--- START OF SOURCE MATERIAL ---
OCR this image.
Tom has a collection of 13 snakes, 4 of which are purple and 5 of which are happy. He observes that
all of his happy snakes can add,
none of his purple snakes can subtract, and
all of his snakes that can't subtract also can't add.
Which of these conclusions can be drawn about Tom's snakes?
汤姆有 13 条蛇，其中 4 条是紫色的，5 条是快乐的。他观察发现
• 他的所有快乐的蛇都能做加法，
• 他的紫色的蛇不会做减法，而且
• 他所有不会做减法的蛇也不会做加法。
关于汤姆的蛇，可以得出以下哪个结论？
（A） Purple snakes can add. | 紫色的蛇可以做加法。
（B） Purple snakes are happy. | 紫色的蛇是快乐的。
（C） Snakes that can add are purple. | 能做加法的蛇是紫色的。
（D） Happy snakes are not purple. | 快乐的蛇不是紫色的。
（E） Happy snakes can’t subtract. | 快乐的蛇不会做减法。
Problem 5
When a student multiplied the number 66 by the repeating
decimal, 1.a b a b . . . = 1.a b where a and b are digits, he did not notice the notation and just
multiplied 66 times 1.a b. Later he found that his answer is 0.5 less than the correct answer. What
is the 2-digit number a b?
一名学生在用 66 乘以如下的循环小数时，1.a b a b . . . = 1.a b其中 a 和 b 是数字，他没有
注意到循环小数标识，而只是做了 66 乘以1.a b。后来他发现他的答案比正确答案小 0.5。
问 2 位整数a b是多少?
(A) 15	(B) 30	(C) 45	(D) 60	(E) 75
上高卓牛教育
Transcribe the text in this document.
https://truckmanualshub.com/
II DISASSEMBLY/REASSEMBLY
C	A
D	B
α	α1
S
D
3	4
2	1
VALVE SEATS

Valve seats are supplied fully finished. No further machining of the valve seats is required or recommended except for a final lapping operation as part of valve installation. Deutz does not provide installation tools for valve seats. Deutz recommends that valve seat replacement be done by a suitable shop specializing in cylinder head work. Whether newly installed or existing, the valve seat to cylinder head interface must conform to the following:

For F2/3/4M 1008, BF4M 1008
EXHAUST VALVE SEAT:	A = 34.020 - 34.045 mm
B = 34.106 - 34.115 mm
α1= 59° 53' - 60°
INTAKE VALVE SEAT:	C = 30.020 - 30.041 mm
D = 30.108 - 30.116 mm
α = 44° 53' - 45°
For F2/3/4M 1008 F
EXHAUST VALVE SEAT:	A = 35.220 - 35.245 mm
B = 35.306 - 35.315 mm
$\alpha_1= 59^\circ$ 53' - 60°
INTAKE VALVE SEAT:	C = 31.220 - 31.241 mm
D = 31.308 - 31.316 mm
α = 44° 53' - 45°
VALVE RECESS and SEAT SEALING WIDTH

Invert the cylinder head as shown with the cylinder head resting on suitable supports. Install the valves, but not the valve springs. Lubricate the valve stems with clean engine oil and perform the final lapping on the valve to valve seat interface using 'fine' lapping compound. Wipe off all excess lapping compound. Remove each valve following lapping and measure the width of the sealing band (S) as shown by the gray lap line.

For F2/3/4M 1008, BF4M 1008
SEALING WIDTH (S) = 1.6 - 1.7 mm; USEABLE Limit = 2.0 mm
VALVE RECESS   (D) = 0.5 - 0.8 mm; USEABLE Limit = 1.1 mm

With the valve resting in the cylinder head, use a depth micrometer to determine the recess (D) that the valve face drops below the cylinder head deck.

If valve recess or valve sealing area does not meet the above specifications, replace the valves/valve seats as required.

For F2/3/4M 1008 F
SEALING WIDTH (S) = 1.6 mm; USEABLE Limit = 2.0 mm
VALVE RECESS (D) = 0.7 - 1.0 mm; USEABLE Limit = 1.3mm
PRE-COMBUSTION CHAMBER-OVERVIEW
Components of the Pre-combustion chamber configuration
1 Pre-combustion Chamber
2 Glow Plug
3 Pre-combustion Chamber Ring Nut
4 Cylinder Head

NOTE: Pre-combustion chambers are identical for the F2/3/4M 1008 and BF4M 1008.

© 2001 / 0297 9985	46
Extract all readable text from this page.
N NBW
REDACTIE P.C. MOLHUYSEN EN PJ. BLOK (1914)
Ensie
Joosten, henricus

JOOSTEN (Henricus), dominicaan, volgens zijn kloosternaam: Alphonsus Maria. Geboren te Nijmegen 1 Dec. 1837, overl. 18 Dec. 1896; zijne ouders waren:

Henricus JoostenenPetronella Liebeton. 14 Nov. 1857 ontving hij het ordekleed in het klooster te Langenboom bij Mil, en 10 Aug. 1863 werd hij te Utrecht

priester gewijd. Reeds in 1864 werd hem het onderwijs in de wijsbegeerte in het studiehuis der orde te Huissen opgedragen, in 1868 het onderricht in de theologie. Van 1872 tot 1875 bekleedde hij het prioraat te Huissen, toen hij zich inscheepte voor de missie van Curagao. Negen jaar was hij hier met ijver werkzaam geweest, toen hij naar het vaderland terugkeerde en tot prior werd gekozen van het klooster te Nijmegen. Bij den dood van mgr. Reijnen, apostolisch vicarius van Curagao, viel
--- END OF SOURCE MATERIAL ---
*STATED EXERCISE:* Above are the records; retype every one exactly.

*TASK RESULT:*
OCR this image.
Tom has a collection of 13 snakes, 4 of which are purple and 5 of which are happy. He observes that
all of his happy snakes can add,
none of his purple snakes can subtract, and
all of his snakes that can't subtract also can't add.
Which of these conclusions can be drawn about Tom's snakes?
汤姆有 13 条蛇，其中 4 条是紫色的，5 条是快乐的。他观察发现
• 他的所有快乐的蛇都能做加法，
• 他的紫色的蛇不会做减法，而且
• 他所有不会做减法的蛇也不会做加法。
关于汤姆的蛇，可以得出以下哪个结论？
（A） Purple snakes can add. | 紫色的蛇可以做加法。
（B） Purple snakes are happy. | 紫色的蛇是快乐的。
（C） Snakes that can add are purple. | 能做加法的蛇是紫色的。
（D） Happy snakes are not purple. | 快乐的蛇不是紫色的。
（E） Happy snakes can’t subtract. | 快乐的蛇不会做减法。
Problem 5
When a student multiplied the number 66 by the repeating
decimal, 1.a b a b . . . = 1.a b where a and b are digits, he did not notice the notation and just
multiplied 66 times 1.a b. Later he found that his answer is 0.5 less than the correct answer. What
is the 2-digit number a b?
一名学生在用 66 乘以如下的循环小数时，1.a b a b . . . = 1.a b其中 a 和 b 是数字，他没有
注意到循环小数标识，而只是做了 66 乘以1.a b。后来他发现他的答案比正确答案小 0.5。
问 2 位整数a b是多少?
(A) 15	(B) 30	(C) 45	(D) 60	(E) 75
上高卓牛教育
Transcribe the text in this document.
https://truckmanualshub.com/
II DISASSEMBLY/REASSEMBLY
C	A
D	B
α	α1
S
D
3	4
2	1
VALVE SEATS

Valve seats are supplied fully finished. No further machining of the valve seats is required or recommended except for a final lapping operation as part of valve installation. Deutz does not provide installation tools for valve seats. Deutz recommends that valve seat replacement be done by a suitable shop specializing in cylinder head work. Whether newly installed or existing, the valve seat to cylinder head interface must conform to the following:

For F2/3/4M 1008, BF4M 1008
EXHAUST VALVE SEAT:	A = 34.020 - 34.045 mm
B = 34.106 - 34.115 mm
α1= 59° 53' - 60°
INTAKE VALVE SEAT:	C = 30.020 - 30.041 mm
D = 30.108 - 30.116 mm
α = 44° 53' - 45°
For F2/3/4M 1008 F
EXHAUST VALVE SEAT:	A = 35.220 - 35.245 mm
B = 35.306 - 35.315 mm
$\alpha_1= 59^\circ$ 53' - 60°
INTAKE VALVE SEAT:	C = 31.220 - 31.241 mm
D = 31.308 - 31.316 mm
α = 44° 53' - 45°
VALVE RECESS and SEAT SEALING WIDTH

Invert the cylinder head as shown with the cylinder head resting on suitable supports. Install the valves, but not the valve springs. Lubricate the valve stems with clean engine oil and perform the final lapping on the valve to valve seat interface using 'fine' lapping compound. Wipe off all excess lapping compound. Remove each valve following lapping and measure the width of the sealing band (S) as shown by the gray lap line.

For F2/3/4M 1008, BF4M 1008
SEALING WIDTH (S) = 1.6 - 1.7 mm; USEABLE Limit = 2.0 mm
VALVE RECESS   (D) = 0.5 - 0.8 mm; USEABLE Limit = 1.1 mm

With the valve resting in the cylinder head, use a depth micrometer to determine the recess (D) that the valve face drops below the cylinder head deck.

If valve recess or valve sealing area does not meet the above specifications, replace the valves/valve seats as required.

For F2/3/4M 1008 F
SEALING WIDTH (S) = 1.6 mm; USEABLE Limit = 2.0 mm
VALVE RECESS (D) = 0.7 - 1.0 mm; USEABLE Limit = 1.3mm
PRE-COMBUSTION CHAMBER-OVERVIEW
Components of the Pre-combustion chamber configuration
1 Pre-combustion Chamber
2 Glow Plug
3 Pre-combustion Chamber Ring Nut
4 Cylinder Head

NOTE: Pre-combustion chambers are identical for the F2/3/4M 1008 and BF4M 1008.

© 2001 / 0297 9985	46
Extract all readable text from this page.
N NBW
REDACTIE P.C. MOLHUYSEN EN PJ. BLOK (1914)
Ensie
Joosten, henricus

JOOSTEN (Henricus), dominicaan, volgens zijn kloosternaam: Alphonsus Maria. Geboren te Nijmegen 1 Dec. 1837, overl. 18 Dec. 1896; zijne ouders waren:

Henricus JoostenenPetronella Liebeton. 14 Nov. 1857 ontving hij het ordekleed in het klooster te Langenboom bij Mil, en 10 Aug. 1863 werd hij te Utrecht

priester gewijd. Reeds in 1864 werd hem het onderwijs in de wijsbegeerte in het studiehuis der orde te Huissen opgedragen, in 1868 het onderricht in de theologie. Van 1872 tot 1875 bekleedde hij het prioraat te Huissen, toen hij zich inscheepte voor de missie van Curagao. Negen jaar was hij hier met ijver werkzaam geweest, toen hij naar het vaderland terugkeerde en tot prior werd gekozen van het klooster te Nijmegen. Bij den dood van mgr. Reijnen, apostolisch vicarius van Curagao, viel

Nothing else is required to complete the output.